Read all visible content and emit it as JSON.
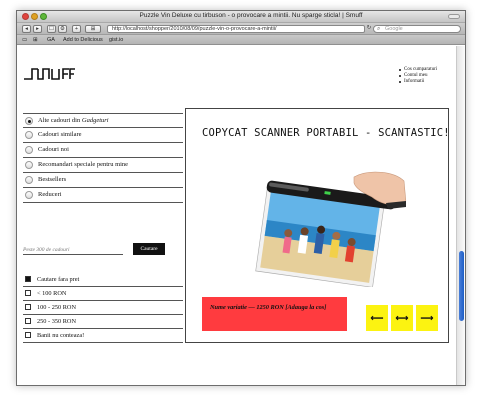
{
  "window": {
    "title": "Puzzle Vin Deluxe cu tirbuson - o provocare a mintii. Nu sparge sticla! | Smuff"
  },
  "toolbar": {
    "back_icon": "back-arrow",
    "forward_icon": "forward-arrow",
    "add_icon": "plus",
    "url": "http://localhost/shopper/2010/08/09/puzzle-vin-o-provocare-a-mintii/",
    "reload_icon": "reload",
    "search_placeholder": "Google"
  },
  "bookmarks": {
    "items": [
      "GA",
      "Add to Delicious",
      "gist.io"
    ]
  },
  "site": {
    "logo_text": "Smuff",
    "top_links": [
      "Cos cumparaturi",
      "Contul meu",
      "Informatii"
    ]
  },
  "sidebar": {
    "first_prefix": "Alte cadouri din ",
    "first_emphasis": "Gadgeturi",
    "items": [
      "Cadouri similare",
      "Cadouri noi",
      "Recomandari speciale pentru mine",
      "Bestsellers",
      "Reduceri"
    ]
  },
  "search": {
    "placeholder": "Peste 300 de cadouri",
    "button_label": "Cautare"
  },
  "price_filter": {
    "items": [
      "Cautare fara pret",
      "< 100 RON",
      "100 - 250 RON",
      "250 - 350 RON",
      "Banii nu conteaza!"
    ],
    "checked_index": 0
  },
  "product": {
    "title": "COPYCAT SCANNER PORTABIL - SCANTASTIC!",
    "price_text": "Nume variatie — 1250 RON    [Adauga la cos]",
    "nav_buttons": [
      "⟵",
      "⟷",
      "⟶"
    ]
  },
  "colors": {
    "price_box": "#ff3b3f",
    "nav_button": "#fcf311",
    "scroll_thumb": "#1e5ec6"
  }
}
-.-.-
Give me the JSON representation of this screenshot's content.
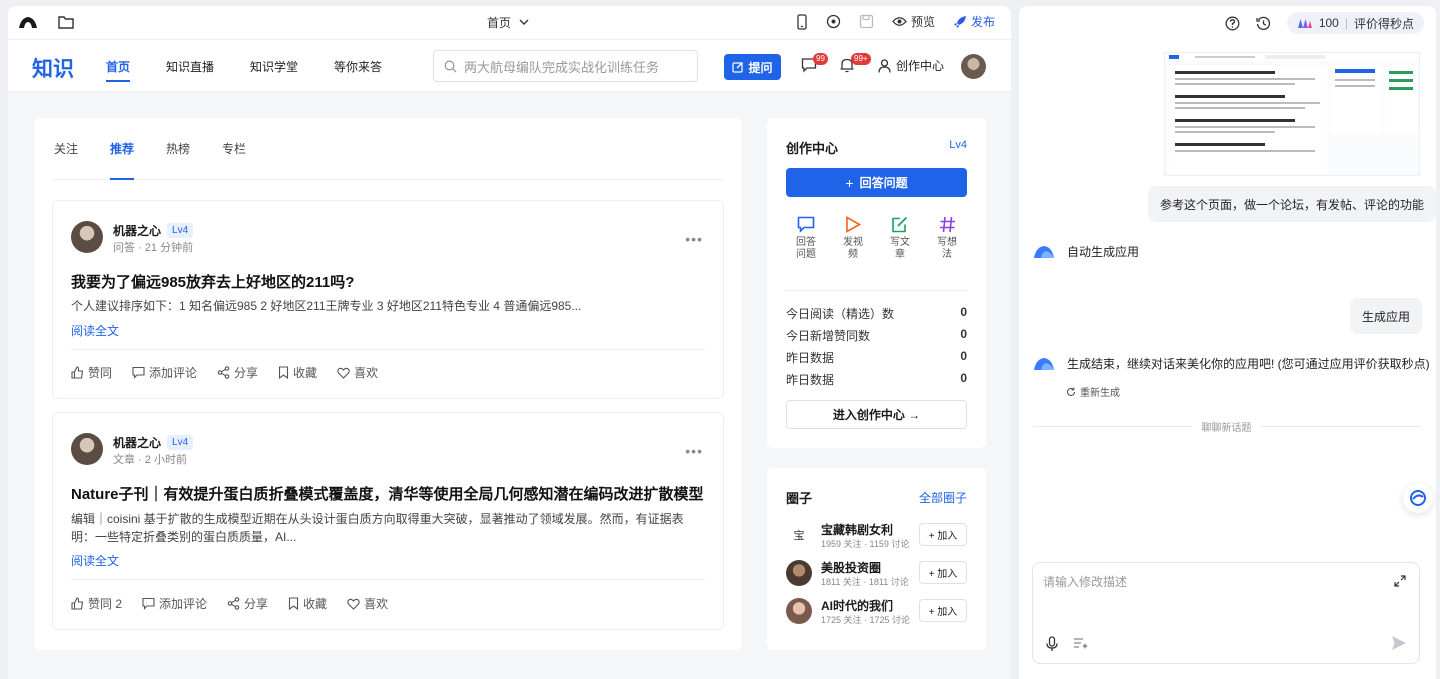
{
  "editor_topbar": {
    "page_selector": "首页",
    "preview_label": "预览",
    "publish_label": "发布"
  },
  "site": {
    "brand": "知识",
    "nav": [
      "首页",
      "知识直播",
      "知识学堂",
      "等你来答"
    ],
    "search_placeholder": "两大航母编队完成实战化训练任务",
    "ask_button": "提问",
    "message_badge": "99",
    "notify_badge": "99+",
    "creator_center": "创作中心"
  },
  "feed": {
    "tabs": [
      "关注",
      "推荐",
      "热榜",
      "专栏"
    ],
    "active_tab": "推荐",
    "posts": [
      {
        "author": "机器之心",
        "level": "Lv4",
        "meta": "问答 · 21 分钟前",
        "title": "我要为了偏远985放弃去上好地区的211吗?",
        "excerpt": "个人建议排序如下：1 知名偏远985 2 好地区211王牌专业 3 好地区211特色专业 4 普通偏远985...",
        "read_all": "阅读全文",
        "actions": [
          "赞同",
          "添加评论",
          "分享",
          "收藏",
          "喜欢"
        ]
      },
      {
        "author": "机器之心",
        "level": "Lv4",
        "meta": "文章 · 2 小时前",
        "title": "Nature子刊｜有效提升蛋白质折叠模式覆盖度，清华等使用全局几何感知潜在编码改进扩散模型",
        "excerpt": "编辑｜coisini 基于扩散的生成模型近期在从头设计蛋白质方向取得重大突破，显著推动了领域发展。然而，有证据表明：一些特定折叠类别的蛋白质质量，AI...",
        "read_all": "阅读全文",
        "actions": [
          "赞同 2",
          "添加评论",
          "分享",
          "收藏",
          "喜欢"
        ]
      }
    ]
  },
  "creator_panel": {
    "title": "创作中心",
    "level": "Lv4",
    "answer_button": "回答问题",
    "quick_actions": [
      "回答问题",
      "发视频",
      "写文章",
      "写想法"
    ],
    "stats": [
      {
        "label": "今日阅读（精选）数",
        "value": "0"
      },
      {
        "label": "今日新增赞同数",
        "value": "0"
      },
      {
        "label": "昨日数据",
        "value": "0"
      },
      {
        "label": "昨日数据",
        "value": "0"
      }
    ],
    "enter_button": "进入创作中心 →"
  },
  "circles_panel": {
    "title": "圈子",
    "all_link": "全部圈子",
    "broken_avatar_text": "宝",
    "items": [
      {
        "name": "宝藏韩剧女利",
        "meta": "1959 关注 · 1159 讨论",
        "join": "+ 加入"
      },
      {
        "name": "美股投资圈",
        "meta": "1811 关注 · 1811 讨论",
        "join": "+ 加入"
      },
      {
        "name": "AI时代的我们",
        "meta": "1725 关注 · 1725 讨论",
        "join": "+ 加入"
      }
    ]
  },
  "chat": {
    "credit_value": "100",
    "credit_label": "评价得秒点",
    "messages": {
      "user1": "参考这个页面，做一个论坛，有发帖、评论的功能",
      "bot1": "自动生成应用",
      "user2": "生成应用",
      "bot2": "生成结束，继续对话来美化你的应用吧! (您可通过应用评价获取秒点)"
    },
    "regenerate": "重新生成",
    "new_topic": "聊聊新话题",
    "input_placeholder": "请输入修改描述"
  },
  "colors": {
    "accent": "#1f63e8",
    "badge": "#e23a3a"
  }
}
-.-.-
Exercise task:
All lines of the data above that include the word "JSON" must be shown.

Answer to the problem:
Read all visible content and emit it as JSON.
Give me the JSON representation of this screenshot's content.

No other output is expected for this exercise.